* Task details: Return the lines below that carry the word "name".

* Stored records:
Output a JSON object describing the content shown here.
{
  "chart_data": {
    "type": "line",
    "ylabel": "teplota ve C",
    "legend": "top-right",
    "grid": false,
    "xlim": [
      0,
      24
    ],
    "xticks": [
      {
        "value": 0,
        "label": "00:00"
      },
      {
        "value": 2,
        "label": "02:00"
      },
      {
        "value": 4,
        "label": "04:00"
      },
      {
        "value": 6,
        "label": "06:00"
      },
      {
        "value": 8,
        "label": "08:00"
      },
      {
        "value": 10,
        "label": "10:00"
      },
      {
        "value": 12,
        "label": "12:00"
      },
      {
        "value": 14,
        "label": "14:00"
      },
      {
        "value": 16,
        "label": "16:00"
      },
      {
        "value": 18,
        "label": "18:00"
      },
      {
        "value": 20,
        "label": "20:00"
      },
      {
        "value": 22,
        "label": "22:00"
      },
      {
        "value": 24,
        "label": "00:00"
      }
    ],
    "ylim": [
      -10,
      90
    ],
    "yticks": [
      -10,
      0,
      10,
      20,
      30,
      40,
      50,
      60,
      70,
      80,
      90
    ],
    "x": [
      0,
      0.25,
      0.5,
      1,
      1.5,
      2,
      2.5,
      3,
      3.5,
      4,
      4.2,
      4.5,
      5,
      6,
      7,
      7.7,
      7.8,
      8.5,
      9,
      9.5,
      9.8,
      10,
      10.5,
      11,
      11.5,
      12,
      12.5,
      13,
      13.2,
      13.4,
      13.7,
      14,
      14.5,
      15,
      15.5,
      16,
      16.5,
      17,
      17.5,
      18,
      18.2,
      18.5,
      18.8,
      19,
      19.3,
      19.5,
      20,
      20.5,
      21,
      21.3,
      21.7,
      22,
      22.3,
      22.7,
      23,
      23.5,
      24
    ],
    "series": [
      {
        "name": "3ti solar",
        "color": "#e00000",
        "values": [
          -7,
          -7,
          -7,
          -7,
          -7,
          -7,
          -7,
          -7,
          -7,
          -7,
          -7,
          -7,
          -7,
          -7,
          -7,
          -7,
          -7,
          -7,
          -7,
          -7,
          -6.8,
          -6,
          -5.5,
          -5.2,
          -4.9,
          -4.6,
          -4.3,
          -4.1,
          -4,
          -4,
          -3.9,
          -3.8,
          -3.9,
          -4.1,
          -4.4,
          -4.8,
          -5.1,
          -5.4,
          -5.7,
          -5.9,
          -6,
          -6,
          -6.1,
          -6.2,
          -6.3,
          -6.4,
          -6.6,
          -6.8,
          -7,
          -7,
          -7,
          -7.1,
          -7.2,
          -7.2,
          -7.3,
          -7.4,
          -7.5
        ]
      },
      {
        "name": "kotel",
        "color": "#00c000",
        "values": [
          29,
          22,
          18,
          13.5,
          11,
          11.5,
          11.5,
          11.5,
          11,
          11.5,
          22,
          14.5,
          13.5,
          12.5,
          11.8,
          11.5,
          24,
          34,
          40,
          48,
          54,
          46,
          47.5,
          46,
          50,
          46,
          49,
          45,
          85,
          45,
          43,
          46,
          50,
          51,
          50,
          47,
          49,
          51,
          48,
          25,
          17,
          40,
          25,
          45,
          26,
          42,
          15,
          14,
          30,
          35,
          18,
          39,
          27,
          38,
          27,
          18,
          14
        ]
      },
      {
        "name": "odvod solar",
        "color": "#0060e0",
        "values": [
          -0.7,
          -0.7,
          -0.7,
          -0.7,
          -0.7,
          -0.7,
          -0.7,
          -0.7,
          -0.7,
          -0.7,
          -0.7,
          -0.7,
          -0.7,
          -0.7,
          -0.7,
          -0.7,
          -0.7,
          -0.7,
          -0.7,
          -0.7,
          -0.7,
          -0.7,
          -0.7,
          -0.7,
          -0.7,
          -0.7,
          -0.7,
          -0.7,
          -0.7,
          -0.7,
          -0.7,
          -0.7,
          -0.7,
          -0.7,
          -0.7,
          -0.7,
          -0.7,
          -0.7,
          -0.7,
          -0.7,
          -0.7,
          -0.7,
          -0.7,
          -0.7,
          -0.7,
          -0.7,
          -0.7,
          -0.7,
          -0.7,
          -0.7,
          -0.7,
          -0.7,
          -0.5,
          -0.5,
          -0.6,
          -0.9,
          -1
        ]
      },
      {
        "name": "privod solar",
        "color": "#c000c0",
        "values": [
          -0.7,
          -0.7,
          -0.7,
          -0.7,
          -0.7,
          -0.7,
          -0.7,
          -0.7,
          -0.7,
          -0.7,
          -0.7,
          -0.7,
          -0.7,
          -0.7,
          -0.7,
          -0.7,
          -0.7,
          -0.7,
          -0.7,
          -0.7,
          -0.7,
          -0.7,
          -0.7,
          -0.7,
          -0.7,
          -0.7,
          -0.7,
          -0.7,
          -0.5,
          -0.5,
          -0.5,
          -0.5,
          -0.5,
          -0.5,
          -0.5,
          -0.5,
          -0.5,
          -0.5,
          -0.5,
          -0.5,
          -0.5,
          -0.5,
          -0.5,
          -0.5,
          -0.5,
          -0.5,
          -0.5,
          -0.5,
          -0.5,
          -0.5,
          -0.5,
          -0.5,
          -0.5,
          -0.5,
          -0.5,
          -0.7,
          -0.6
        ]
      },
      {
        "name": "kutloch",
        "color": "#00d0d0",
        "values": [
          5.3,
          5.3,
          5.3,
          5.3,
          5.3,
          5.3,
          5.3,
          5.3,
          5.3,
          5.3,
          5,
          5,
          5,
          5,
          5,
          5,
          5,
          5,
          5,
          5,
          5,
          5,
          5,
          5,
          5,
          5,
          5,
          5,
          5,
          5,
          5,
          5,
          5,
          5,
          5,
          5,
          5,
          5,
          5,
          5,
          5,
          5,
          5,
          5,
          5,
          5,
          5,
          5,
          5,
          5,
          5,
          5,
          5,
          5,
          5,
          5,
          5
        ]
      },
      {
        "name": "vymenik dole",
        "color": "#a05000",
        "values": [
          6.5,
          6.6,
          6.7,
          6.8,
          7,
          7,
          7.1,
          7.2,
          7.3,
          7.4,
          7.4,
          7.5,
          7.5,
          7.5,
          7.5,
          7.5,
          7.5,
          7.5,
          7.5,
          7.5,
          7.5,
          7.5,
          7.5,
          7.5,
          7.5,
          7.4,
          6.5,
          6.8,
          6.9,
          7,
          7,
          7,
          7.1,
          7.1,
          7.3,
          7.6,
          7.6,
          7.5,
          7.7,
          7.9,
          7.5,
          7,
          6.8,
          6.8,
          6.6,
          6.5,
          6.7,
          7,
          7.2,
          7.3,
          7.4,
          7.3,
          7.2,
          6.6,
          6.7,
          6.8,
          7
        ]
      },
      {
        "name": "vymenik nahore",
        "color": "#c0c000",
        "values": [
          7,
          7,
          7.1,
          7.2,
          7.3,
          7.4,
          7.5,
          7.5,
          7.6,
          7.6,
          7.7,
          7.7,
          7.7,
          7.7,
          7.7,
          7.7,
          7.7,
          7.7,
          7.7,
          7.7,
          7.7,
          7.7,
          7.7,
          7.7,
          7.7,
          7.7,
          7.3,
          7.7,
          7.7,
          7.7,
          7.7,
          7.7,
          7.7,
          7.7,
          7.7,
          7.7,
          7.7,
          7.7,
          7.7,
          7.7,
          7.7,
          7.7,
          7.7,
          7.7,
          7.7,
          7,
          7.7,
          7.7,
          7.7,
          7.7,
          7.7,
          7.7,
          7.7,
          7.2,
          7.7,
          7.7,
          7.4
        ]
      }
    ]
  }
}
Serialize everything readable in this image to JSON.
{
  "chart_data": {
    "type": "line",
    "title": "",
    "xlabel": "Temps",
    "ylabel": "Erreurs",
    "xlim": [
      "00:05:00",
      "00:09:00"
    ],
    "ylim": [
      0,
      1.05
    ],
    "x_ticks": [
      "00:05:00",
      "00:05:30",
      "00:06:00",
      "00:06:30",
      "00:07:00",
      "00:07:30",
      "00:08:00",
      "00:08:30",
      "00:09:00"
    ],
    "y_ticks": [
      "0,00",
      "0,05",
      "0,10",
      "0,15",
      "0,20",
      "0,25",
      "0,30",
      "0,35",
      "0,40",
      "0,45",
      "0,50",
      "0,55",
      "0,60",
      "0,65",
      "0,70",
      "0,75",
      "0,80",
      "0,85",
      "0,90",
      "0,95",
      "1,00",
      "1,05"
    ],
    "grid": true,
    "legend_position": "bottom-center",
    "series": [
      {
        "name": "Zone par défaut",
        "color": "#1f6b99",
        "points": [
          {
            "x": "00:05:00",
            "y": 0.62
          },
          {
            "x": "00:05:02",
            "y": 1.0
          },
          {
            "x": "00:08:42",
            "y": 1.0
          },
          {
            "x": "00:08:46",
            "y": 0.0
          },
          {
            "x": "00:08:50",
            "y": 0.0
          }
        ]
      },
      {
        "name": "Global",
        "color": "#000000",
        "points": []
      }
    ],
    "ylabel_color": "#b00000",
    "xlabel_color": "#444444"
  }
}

* Response to this exercise:
        "name": "3ti solar",
        "name": "kotel",
        "name": "odvod solar",
        "name": "privod solar",
        "name": "kutloch",
        "name": "vymenik dole",
        "name": "vymenik nahore",
        "name": "Zone par défaut",
        "name": "Global",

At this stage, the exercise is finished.